[Items from a figure collection]
------------------------------
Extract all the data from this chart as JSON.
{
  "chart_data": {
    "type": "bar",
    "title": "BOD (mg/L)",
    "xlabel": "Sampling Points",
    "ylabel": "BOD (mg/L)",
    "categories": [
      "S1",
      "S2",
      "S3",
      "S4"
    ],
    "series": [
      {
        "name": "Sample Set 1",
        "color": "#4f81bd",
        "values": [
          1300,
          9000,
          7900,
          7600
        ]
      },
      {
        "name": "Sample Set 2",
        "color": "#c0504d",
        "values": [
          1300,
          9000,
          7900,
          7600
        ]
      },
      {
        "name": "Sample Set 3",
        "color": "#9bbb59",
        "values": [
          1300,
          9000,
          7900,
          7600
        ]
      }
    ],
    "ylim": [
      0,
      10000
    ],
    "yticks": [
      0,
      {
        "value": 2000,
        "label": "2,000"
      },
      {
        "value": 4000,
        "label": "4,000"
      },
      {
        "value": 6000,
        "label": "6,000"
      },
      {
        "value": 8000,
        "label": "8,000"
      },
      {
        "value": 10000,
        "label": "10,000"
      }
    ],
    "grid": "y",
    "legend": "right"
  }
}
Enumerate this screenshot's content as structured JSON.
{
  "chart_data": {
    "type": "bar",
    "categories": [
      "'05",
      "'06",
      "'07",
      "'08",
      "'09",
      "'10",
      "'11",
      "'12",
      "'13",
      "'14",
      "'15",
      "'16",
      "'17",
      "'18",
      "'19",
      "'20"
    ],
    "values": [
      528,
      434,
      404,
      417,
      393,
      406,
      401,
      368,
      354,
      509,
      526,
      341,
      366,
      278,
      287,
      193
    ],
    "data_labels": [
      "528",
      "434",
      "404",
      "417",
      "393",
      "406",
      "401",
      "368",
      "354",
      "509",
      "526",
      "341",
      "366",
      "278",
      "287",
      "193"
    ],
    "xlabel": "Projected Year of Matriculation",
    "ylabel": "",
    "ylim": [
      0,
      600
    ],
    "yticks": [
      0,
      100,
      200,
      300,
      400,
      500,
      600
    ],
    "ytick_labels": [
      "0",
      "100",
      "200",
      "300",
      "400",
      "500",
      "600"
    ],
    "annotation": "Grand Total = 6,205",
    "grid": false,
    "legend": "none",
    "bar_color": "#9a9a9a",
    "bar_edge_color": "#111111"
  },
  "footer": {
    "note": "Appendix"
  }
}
------------------------------
> [Aim]
Return each line of the data exactly as written above.

> [Full solution]
Extract all the data from this chart as JSON.
{
  "chart_data": {
    "type": "bar",
    "title": "BOD (mg/L)",
    "xlabel": "Sampling Points",
    "ylabel": "BOD (mg/L)",
    "categories": [
      "S1",
      "S2",
      "S3",
      "S4"
    ],
    "series": [
      {
        "name": "Sample Set 1",
        "color": "#4f81bd",
        "values": [
          1300,
          9000,
          7900,
          7600
        ]
      },
      {
        "name": "Sample Set 2",
        "color": "#c0504d",
        "values": [
          1300,
          9000,
          7900,
          7600
        ]
      },
      {
        "name": "Sample Set 3",
        "color": "#9bbb59",
        "values": [
          1300,
          9000,
          7900,
          7600
        ]
      }
    ],
    "ylim": [
      0,
      10000
    ],
    "yticks": [
      0,
      {
        "value": 2000,
        "label": "2,000"
      },
      {
        "value": 4000,
        "label": "4,000"
      },
      {
        "value": 6000,
        "label": "6,000"
      },
      {
        "value": 8000,
        "label": "8,000"
      },
      {
        "value": 10000,
        "label": "10,000"
      }
    ],
    "grid": "y",
    "legend": "right"
  }
}
Enumerate this screenshot's content as structured JSON.
{
  "chart_data": {
    "type": "bar",
    "categories": [
      "'05",
      "'06",
      "'07",
      "'08",
      "'09",
      "'10",
      "'11",
      "'12",
      "'13",
      "'14",
      "'15",
      "'16",
      "'17",
      "'18",
      "'19",
      "'20"
    ],
    "values": [
      528,
      434,
      404,
      417,
      393,
      406,
      401,
      368,
      354,
      509,
      526,
      341,
      366,
      278,
      287,
      193
    ],
    "data_labels": [
      "528",
      "434",
      "404",
      "417",
      "393",
      "406",
      "401",
      "368",
      "354",
      "509",
      "526",
      "341",
      "366",
      "278",
      "287",
      "193"
    ],
    "xlabel": "Projected Year of Matriculation",
    "ylabel": "",
    "ylim": [
      0,
      600
    ],
    "yticks": [
      0,
      100,
      200,
      300,
      400,
      500,
      600
    ],
    "ytick_labels": [
      "0",
      "100",
      "200",
      "300",
      "400",
      "500",
      "600"
    ],
    "annotation": "Grand Total = 6,205",
    "grid": false,
    "legend": "none",
    "bar_color": "#9a9a9a",
    "bar_edge_color": "#111111"
  },
  "footer": {
    "note": "Appendix"
  }
}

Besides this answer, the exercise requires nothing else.